Data records:
• • • • • • •
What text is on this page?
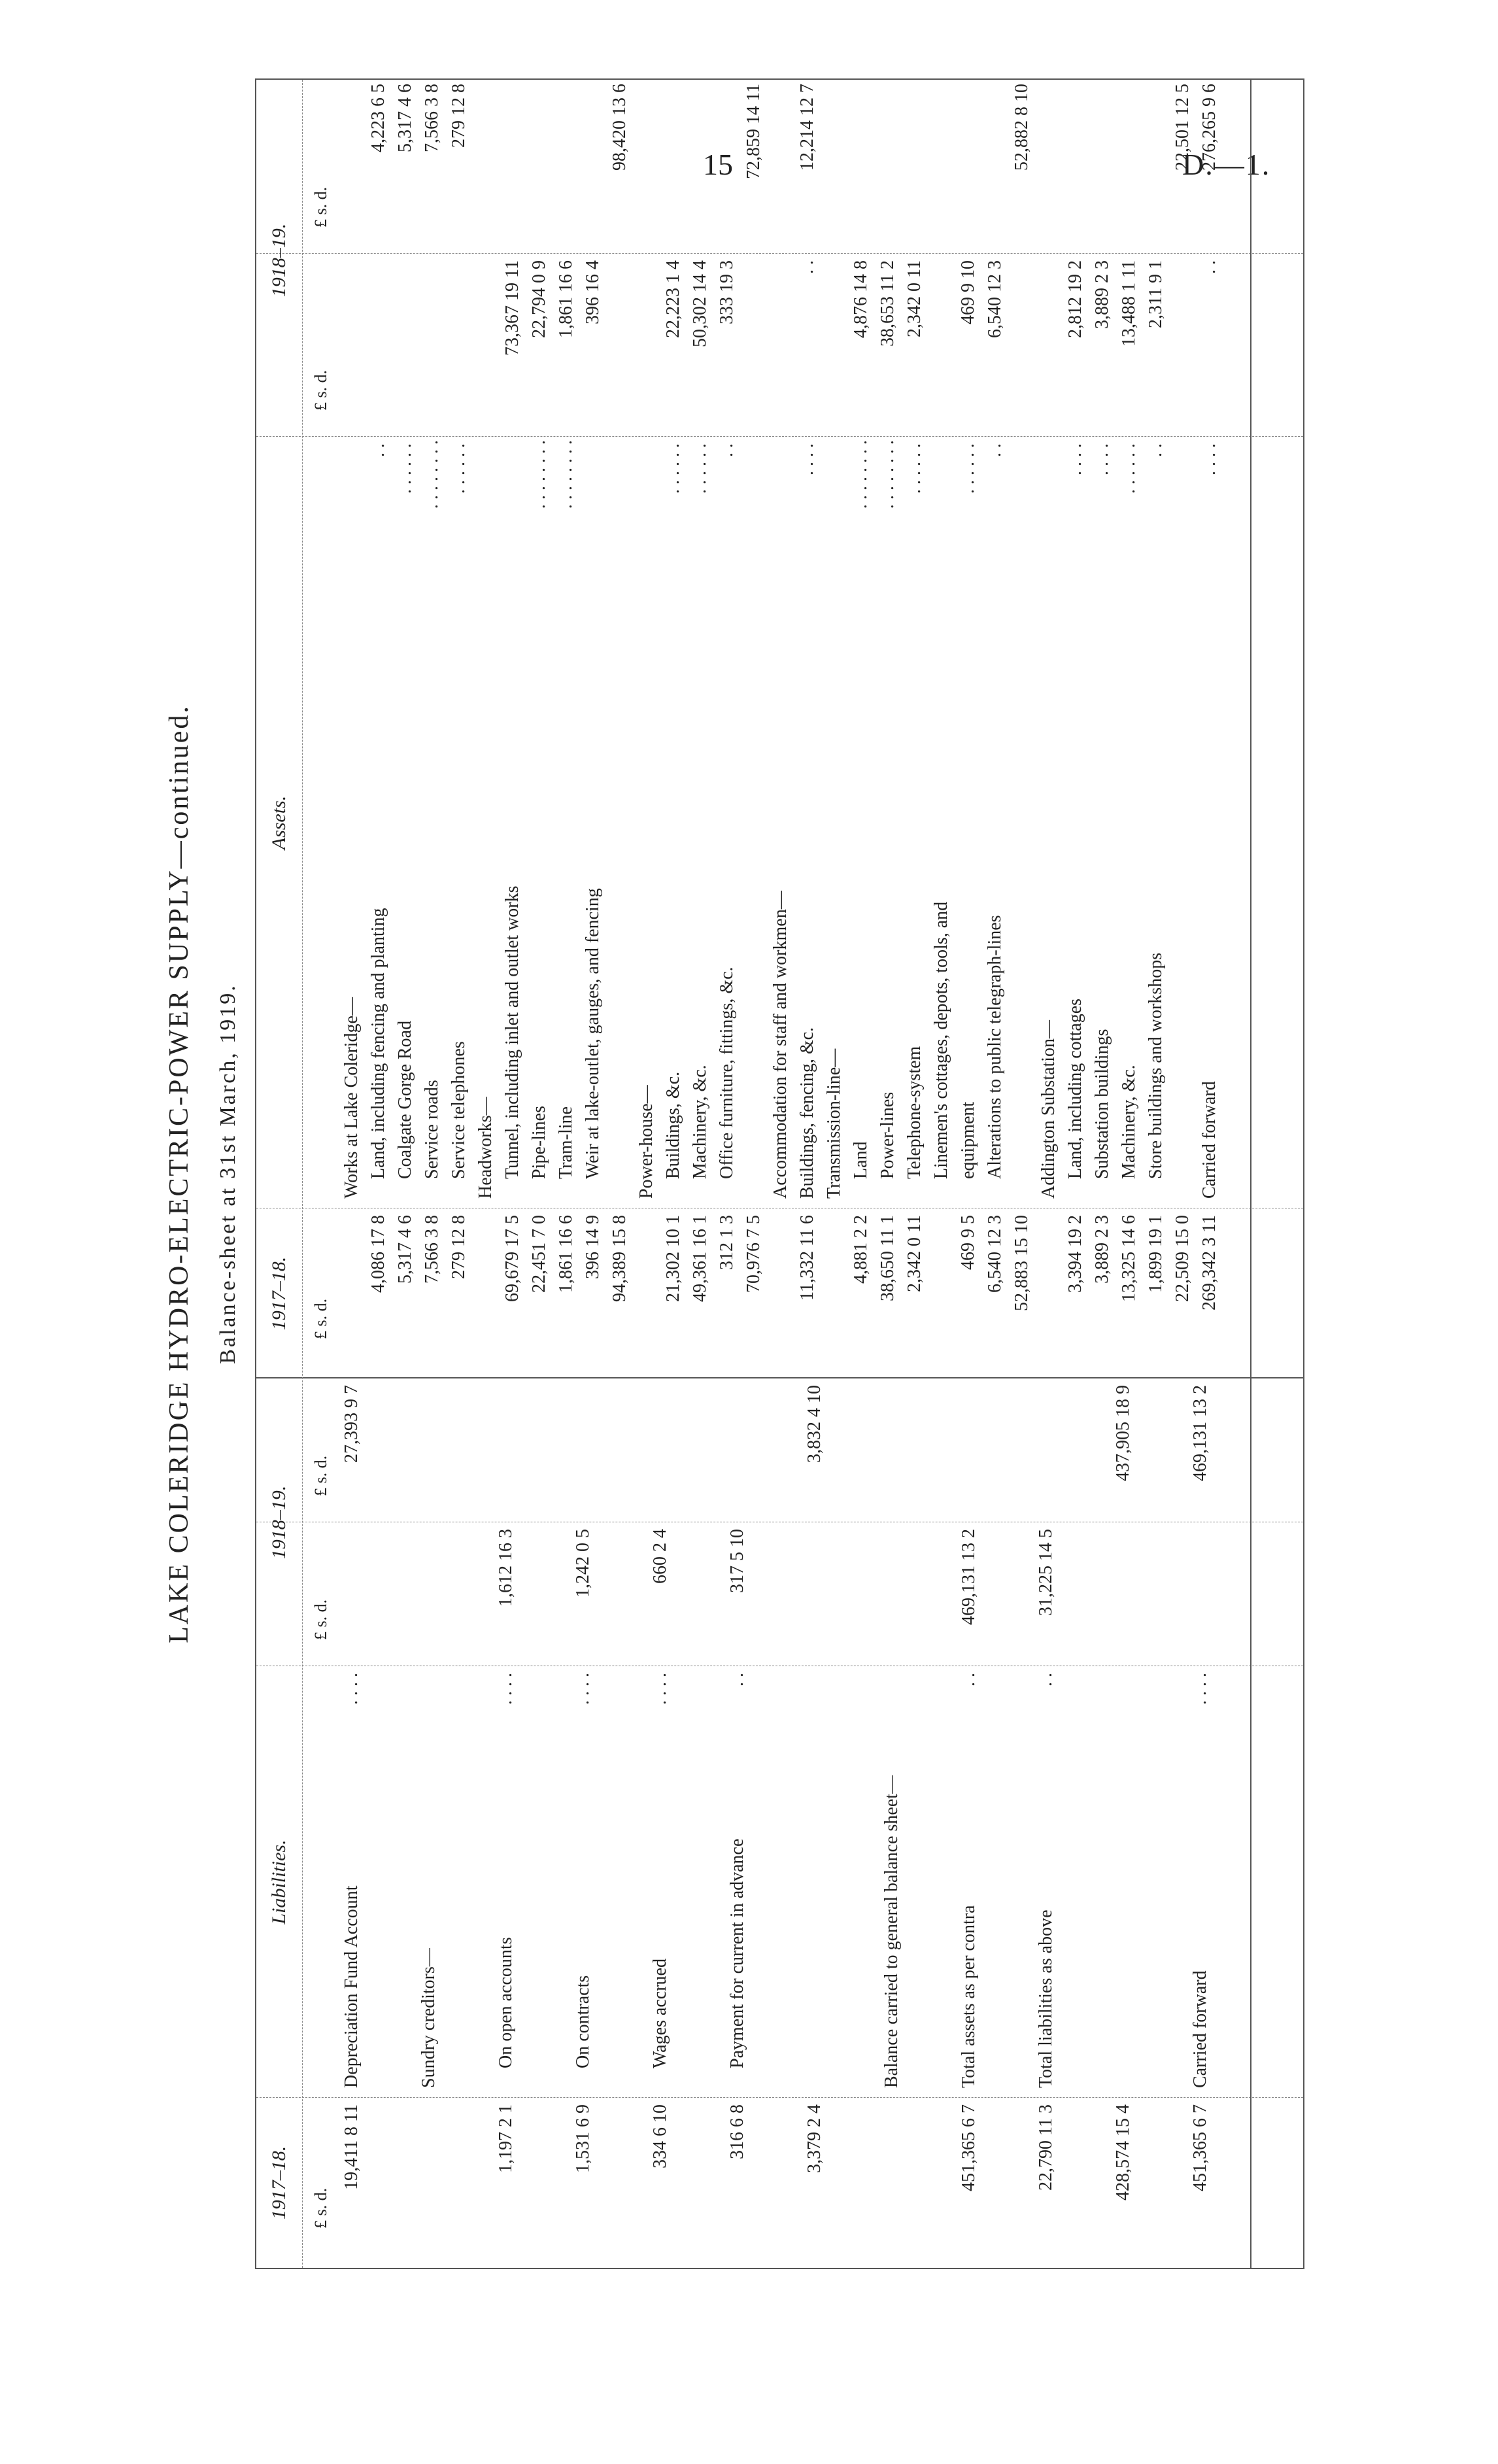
15	D.—1.
LAKE COLERIDGE HYDRO-ELECTRIC-POWER SUPPLY—continued. Balance-sheet at 31st March, 1919.
1917–18.
Liabilities.
1918–19.
1917–18.
Assets.
1918–19.
£ s. d.
£ s. d.
£ s. d.
£ s. d.
£ s. d.
£ s. d.
19,411 8 11
Depreciation Fund Account
. . . .
27,393 9 7
Sundry creditors—
1,197 2 1
On open accounts
. . . .
1,612 16 3
1,531 6 9
On contracts
. . . .
1,242 0 5
334 6 10
Wages accrued
. . . .
660 2 4
316 6 8
Payment for current in advance
. .
317 5 10
3,379 2 4
3,832 4 10
Balance carried to general balance sheet—
451,365 6 7
Total assets as per contra
. .
469,131 13 2
22,790 11 3
Total liabilities as above
. .
31,225 14 5
428,574 15 4
437,905 18 9
451,365 6 7
Carried forward
. . . .
469,131 13 2
Works at Lake Coleridge—
4,086 17 8
Land, including fencing and planting
. .
4,223 6 5
5,317 4 6
Coalgate Gorge Road
. . . . . .
5,317 4 6
7,566 3 8
Service roads
. . . . . . . .
7,566 3 8
279 12 8
Service telephones
. . . . . .
279 12 8
Headworks—
69,679 17 5
Tunnel, including inlet and outlet works
73,367 19 11
22,451 7 0
Pipe-lines
. . . . . . . .
22,794 0 9
1,861 16 6
Tram-line
. . . . . . . .
1,861 16 6
396 14 9
Weir at lake-outlet, gauges, and fencing
396 16 4
94,389 15 8
98,420 13 6
Power-house—
21,302 10 1
Buildings, &c.
. . . . . .
22,223 1 4
49,361 16 1
Machinery, &c.
. . . . . .
50,302 14 4
312 1 3
Office furniture, fittings, &c.
. .
333 19 3
70,976 7 5
72,859 14 11
Accommodation for staff and workmen—
11,332 11 6
Buildings, fencing, &c.
. . . .
. .
12,214 12 7
Transmission-line—
4,881 2 2
Land
. . . . . . . .
4,876 14 8
38,650 11 1
Power-lines
. . . . . . . .
38,653 11 2
2,342 0 11
Telephone-system
. . . . . .
2,342 0 11
Linemen's cottages, depots, tools, and
469 9 5
equipment
. . . . . .
469 9 10
6,540 12 3
Alterations to public telegraph-lines
. .
6,540 12 3
52,883 15 10
52,882 8 10
Addington Substation—
3,394 19 2
Land, including cottages
. . . .
2,812 19 2
3,889 2 3
Substation buildings
. . . .
3,889 2 3
13,325 14 6
Machinery, &c.
. . . . . .
13,488 1 11
1,899 19 1
Store buildings and workshops
. .
2,311 9 1
22,509 15 0
22,501 12 5
269,342 3 11
Carried forward
. . . .
. .
276,265 9 6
• • • • • • •
Exercise details.
Strip out the images, then output the records above word for word.

The response.
What text is on this page?
15	D.—1.
LAKE COLERIDGE HYDRO-ELECTRIC-POWER SUPPLY—continued. Balance-sheet at 31st March, 1919.
1917–18.
Liabilities.
1918–19.
1917–18.
Assets.
1918–19.
£ s. d.
£ s. d.
£ s. d.
£ s. d.
£ s. d.
£ s. d.
19,411 8 11
Depreciation Fund Account
. . . .
27,393 9 7
Sundry creditors—
1,197 2 1
On open accounts
. . . .
1,612 16 3
1,531 6 9
On contracts
. . . .
1,242 0 5
334 6 10
Wages accrued
. . . .
660 2 4
316 6 8
Payment for current in advance
. .
317 5 10
3,379 2 4
3,832 4 10
Balance carried to general balance sheet—
451,365 6 7
Total assets as per contra
. .
469,131 13 2
22,790 11 3
Total liabilities as above
. .
31,225 14 5
428,574 15 4
437,905 18 9
451,365 6 7
Carried forward
. . . .
469,131 13 2
Works at Lake Coleridge—
4,086 17 8
Land, including fencing and planting
. .
4,223 6 5
5,317 4 6
Coalgate Gorge Road
. . . . . .
5,317 4 6
7,566 3 8
Service roads
. . . . . . . .
7,566 3 8
279 12 8
Service telephones
. . . . . .
279 12 8
Headworks—
69,679 17 5
Tunnel, including inlet and outlet works
73,367 19 11
22,451 7 0
Pipe-lines
. . . . . . . .
22,794 0 9
1,861 16 6
Tram-line
. . . . . . . .
1,861 16 6
396 14 9
Weir at lake-outlet, gauges, and fencing
396 16 4
94,389 15 8
98,420 13 6
Power-house—
21,302 10 1
Buildings, &c.
. . . . . .
22,223 1 4
49,361 16 1
Machinery, &c.
. . . . . .
50,302 14 4
312 1 3
Office furniture, fittings, &c.
. .
333 19 3
70,976 7 5
72,859 14 11
Accommodation for staff and workmen—
11,332 11 6
Buildings, fencing, &c.
. . . .
. .
12,214 12 7
Transmission-line—
4,881 2 2
Land
. . . . . . . .
4,876 14 8
38,650 11 1
Power-lines
. . . . . . . .
38,653 11 2
2,342 0 11
Telephone-system
. . . . . .
2,342 0 11
Linemen's cottages, depots, tools, and
469 9 5
equipment
. . . . . .
469 9 10
6,540 12 3
Alterations to public telegraph-lines
. .
6,540 12 3
52,883 15 10
52,882 8 10
Addington Substation—
3,394 19 2
Land, including cottages
. . . .
2,812 19 2
3,889 2 3
Substation buildings
. . . .
3,889 2 3
13,325 14 6
Machinery, &c.
. . . . . .
13,488 1 11
1,899 19 1
Store buildings and workshops
. .
2,311 9 1
22,509 15 0
22,501 12 5
269,342 3 11
Carried forward
. . . .
. .
276,265 9 6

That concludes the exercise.